▶

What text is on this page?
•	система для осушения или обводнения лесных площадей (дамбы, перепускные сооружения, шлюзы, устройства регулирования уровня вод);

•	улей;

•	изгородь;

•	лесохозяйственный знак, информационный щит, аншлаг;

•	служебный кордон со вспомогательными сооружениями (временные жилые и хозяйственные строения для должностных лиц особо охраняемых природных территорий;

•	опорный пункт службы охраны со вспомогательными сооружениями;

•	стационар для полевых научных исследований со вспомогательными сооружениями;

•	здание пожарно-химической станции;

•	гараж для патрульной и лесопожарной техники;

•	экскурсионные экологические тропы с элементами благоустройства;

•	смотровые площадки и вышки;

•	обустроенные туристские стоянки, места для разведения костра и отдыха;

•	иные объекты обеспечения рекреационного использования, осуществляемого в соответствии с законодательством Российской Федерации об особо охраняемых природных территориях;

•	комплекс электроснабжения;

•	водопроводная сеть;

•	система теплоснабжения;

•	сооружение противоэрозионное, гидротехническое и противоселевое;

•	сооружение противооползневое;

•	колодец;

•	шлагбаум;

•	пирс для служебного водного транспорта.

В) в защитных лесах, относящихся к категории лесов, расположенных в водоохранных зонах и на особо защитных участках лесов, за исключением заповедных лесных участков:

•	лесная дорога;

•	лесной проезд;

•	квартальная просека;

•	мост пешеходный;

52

◀

Using the data above, repeat every line exactly.

[Final answer]
What text is on this page?
•	система для осушения или обводнения лесных площадей (дамбы, перепускные сооружения, шлюзы, устройства регулирования уровня вод);

•	улей;

•	изгородь;

•	лесохозяйственный знак, информационный щит, аншлаг;

•	служебный кордон со вспомогательными сооружениями (временные жилые и хозяйственные строения для должностных лиц особо охраняемых природных территорий;

•	опорный пункт службы охраны со вспомогательными сооружениями;

•	стационар для полевых научных исследований со вспомогательными сооружениями;

•	здание пожарно-химической станции;

•	гараж для патрульной и лесопожарной техники;

•	экскурсионные экологические тропы с элементами благоустройства;

•	смотровые площадки и вышки;

•	обустроенные туристские стоянки, места для разведения костра и отдыха;

•	иные объекты обеспечения рекреационного использования, осуществляемого в соответствии с законодательством Российской Федерации об особо охраняемых природных территориях;

•	комплекс электроснабжения;

•	водопроводная сеть;

•	система теплоснабжения;

•	сооружение противоэрозионное, гидротехническое и противоселевое;

•	сооружение противооползневое;

•	колодец;

•	шлагбаум;

•	пирс для служебного водного транспорта.

В) в защитных лесах, относящихся к категории лесов, расположенных в водоохранных зонах и на особо защитных участках лесов, за исключением заповедных лесных участков:

•	лесная дорога;

•	лесной проезд;

•	квартальная просека;

•	мост пешеходный;

52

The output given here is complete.